# [OBJECTIVE]
Transcribe the records exactly. Pictures do not belong in the transcription.
----- RECORDS FOR THE TASK
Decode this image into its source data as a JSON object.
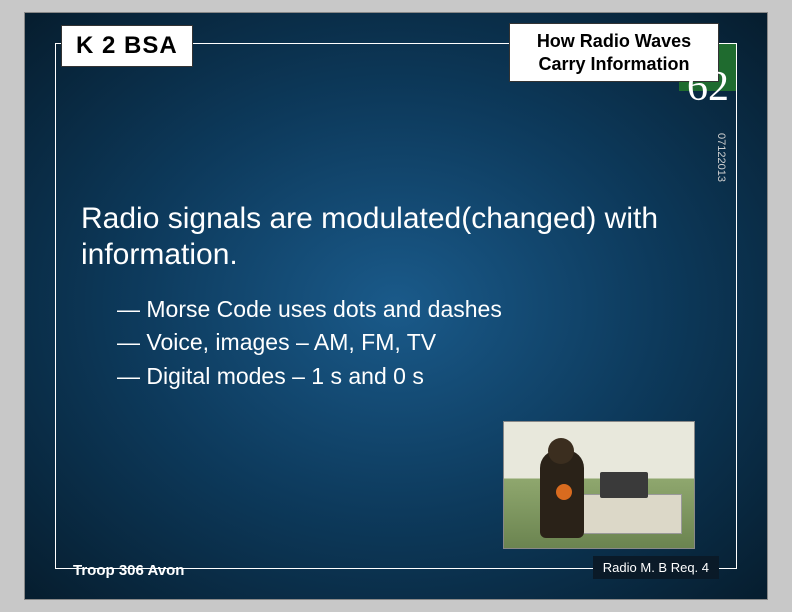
{
  "header": {
    "logo": "K 2 BSA",
    "title": "How Radio Waves Carry Information"
  },
  "slide_number": "62",
  "date_stamp": "07122013",
  "main_text": "Radio signals are modulated(changed) with information.",
  "bullets": [
    "Morse Code uses dots and dashes",
    "Voice, images – AM, FM, TV",
    "Digital modes – 1 s and 0 s"
  ],
  "footer": {
    "left": "Troop 306 Avon",
    "right": "Radio M. B Req. 4"
  },
  "colors": {
    "slide_bg_center": "#1a5a8a",
    "slide_bg_edge": "#061d2e",
    "number_box": "#1f6b2f",
    "text": "#ffffff",
    "page_bg": "#c8c8c8"
  }
}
----------
# [TASK ANSWER]
Decode this image into its source data as a JSON object.
{
  "header": {
    "logo": "K 2 BSA",
    "title": "How Radio Waves Carry Information"
  },
  "slide_number": "62",
  "date_stamp": "07122013",
  "main_text": "Radio signals are modulated(changed) with information.",
  "bullets": [
    "Morse Code uses dots and dashes",
    "Voice, images – AM, FM, TV",
    "Digital modes – 1 s and 0 s"
  ],
  "footer": {
    "left": "Troop 306 Avon",
    "right": "Radio M. B Req. 4"
  },
  "colors": {
    "slide_bg_center": "#1a5a8a",
    "slide_bg_edge": "#061d2e",
    "number_box": "#1f6b2f",
    "text": "#ffffff",
    "page_bg": "#c8c8c8"
  }
}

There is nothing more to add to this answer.